WRITTEN PROBLEM
Extract every line below that contains the word "icon".

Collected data
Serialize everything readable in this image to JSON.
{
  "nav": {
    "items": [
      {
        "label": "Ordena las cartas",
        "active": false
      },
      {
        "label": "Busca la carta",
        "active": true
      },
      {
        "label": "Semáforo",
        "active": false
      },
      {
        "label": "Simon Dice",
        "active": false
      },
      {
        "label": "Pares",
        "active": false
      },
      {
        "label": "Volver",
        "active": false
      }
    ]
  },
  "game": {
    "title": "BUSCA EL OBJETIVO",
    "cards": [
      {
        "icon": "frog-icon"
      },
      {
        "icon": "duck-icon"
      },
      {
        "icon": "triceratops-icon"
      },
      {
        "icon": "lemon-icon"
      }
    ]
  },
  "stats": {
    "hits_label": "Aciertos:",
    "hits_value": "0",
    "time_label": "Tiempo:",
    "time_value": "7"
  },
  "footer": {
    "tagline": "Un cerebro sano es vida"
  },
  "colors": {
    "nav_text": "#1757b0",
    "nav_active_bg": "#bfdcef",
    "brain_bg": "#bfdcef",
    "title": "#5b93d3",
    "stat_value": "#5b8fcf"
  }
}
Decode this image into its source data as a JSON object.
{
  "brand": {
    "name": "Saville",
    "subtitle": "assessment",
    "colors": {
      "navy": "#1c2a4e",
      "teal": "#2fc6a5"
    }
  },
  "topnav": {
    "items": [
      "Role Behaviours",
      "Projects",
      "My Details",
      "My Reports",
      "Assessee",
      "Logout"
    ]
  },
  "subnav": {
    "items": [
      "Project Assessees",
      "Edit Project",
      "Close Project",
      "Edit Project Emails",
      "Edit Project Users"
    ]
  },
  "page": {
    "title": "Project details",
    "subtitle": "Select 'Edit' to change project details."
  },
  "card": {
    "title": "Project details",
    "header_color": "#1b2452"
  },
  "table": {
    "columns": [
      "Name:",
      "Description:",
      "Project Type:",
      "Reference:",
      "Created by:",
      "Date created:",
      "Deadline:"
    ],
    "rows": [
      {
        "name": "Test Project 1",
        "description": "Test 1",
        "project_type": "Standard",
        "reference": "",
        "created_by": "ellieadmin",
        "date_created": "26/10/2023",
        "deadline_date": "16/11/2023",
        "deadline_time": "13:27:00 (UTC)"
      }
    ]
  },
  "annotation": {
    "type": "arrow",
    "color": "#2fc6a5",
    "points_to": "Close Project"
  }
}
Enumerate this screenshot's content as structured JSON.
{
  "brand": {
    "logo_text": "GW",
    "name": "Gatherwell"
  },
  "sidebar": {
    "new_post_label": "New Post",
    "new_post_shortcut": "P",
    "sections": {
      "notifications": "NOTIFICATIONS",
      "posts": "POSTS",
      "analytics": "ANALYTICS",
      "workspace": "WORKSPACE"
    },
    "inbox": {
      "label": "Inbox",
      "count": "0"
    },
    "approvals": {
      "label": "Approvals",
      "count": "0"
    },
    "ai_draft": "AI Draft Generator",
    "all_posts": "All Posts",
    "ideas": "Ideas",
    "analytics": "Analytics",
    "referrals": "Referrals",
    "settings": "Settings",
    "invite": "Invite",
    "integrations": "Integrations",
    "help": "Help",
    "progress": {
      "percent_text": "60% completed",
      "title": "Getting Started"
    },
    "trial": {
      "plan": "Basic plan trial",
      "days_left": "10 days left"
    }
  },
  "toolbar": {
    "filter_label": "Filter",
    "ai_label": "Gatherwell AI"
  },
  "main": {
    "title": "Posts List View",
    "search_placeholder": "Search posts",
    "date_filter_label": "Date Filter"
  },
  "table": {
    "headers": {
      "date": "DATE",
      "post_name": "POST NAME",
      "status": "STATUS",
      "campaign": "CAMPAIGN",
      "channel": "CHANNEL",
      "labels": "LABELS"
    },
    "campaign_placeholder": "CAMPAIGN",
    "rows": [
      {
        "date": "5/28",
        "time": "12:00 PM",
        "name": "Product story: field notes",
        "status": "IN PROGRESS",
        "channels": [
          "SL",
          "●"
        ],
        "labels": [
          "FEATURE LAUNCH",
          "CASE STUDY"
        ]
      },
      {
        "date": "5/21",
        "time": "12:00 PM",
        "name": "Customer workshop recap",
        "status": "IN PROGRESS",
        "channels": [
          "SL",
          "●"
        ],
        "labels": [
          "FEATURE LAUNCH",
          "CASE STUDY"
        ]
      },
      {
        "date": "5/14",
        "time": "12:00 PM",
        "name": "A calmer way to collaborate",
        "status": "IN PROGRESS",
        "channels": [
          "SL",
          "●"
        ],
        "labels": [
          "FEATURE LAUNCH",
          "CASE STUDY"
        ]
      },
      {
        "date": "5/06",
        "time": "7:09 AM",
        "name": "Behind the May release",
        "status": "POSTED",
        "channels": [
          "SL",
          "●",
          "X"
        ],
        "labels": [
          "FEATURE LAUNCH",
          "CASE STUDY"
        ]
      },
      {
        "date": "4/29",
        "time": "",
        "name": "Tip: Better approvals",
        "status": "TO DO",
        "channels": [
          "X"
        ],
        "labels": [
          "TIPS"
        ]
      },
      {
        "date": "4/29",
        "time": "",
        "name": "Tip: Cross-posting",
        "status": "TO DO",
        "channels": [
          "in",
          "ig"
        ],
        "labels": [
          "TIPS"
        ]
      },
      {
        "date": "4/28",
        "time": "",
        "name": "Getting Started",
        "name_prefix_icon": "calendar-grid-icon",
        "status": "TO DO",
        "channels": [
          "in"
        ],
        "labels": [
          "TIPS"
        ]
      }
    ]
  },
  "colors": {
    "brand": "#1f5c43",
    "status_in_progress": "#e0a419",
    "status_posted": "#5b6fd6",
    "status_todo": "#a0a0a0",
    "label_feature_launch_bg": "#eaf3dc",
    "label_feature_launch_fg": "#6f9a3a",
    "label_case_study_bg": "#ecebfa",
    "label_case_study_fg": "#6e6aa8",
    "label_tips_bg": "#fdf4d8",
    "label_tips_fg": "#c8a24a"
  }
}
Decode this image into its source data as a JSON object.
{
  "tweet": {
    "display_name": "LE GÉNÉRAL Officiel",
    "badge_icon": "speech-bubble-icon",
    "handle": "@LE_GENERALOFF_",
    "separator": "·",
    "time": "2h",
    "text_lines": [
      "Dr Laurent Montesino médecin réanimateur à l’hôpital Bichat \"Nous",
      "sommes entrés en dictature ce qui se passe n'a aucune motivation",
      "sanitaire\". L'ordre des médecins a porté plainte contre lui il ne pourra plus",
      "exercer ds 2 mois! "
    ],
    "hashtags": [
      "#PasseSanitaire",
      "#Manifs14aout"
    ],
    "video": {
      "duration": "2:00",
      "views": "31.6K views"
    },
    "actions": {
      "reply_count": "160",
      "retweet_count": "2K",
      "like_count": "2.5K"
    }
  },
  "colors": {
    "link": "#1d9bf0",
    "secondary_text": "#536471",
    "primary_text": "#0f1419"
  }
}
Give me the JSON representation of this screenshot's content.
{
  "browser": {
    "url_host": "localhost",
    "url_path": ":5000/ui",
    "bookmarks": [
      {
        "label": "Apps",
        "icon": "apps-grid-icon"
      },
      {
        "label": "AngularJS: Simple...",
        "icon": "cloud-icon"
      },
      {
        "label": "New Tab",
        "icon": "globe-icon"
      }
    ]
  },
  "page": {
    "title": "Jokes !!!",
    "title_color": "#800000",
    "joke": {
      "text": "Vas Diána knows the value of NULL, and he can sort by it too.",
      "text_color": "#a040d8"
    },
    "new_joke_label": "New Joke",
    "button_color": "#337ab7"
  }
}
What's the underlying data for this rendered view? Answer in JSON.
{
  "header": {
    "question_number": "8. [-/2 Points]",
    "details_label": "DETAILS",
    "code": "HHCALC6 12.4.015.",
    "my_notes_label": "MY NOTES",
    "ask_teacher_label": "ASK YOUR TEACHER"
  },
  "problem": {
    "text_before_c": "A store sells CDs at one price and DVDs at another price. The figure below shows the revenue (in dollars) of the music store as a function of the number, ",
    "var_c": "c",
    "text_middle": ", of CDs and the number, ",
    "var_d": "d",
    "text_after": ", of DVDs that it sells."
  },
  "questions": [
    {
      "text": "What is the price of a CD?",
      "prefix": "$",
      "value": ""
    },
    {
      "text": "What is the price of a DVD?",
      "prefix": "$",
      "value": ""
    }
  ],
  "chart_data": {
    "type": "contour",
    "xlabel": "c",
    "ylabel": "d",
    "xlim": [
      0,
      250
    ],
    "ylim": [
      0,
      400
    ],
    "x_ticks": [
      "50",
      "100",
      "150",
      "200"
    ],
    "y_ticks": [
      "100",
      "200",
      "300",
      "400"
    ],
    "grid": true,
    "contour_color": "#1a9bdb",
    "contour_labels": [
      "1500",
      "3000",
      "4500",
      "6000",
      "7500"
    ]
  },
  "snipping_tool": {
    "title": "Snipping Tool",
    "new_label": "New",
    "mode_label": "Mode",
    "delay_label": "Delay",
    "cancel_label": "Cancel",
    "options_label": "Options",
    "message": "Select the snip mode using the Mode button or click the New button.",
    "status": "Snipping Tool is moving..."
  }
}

ANSWER TO THE PROBLEM
        "icon": "frog-icon"
        "icon": "duck-icon"
        "icon": "triceratops-icon"
        "icon": "lemon-icon"
        "name_prefix_icon": "calendar-grid-icon",
    "badge_icon": "speech-bubble-icon",
        "icon": "apps-grid-icon"
        "icon": "cloud-icon"
        "icon": "globe-icon"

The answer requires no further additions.